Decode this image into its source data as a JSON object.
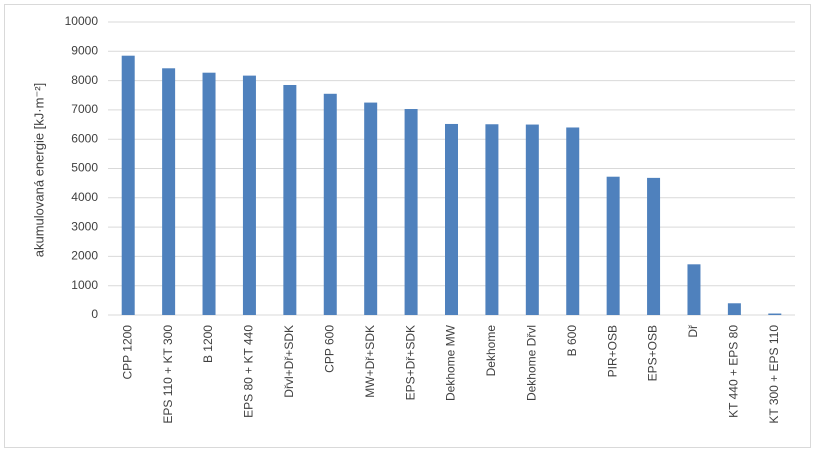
{
  "chart_data": {
    "type": "bar",
    "y_label": "akumulovaná energie [kJ·m⁻²]",
    "categories": [
      "CPP 1200",
      "EPS 110 + KT 300",
      "B 1200",
      "EPS 80 + KT 440",
      "Dřvl+Dř+SDK",
      "CPP 600",
      "MW+Dř+SDK",
      "EPS+Dř+SDK",
      "Dekhome MW",
      "Dekhome",
      "Dekhome Dřvl",
      "B 600",
      "PIR+OSB",
      "EPS+OSB",
      "Dř",
      "KT 440 + EPS 80",
      "KT 300 + EPS 110"
    ],
    "values": [
      8850,
      8420,
      8270,
      8170,
      7850,
      7550,
      7250,
      7030,
      6520,
      6510,
      6500,
      6400,
      4720,
      4680,
      1730,
      400,
      50
    ],
    "color": "#4f81bd",
    "ylim": [
      0,
      10000
    ],
    "yticks": [
      0,
      1000,
      2000,
      3000,
      4000,
      5000,
      6000,
      7000,
      8000,
      9000,
      10000
    ],
    "grid": true
  }
}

* What you need to do
Print each entry shown above with exact wording and no pictures.

* Response to this exercise
Decode this image into its source data as a JSON object.
{
  "chart_data": {
    "type": "bar",
    "y_label": "akumulovaná energie [kJ·m⁻²]",
    "categories": [
      "CPP 1200",
      "EPS 110 + KT 300",
      "B 1200",
      "EPS 80 + KT 440",
      "Dřvl+Dř+SDK",
      "CPP 600",
      "MW+Dř+SDK",
      "EPS+Dř+SDK",
      "Dekhome MW",
      "Dekhome",
      "Dekhome Dřvl",
      "B 600",
      "PIR+OSB",
      "EPS+OSB",
      "Dř",
      "KT 440 + EPS 80",
      "KT 300 + EPS 110"
    ],
    "values": [
      8850,
      8420,
      8270,
      8170,
      7850,
      7550,
      7250,
      7030,
      6520,
      6510,
      6500,
      6400,
      4720,
      4680,
      1730,
      400,
      50
    ],
    "color": "#4f81bd",
    "ylim": [
      0,
      10000
    ],
    "yticks": [
      0,
      1000,
      2000,
      3000,
      4000,
      5000,
      6000,
      7000,
      8000,
      9000,
      10000
    ],
    "grid": true
  }
}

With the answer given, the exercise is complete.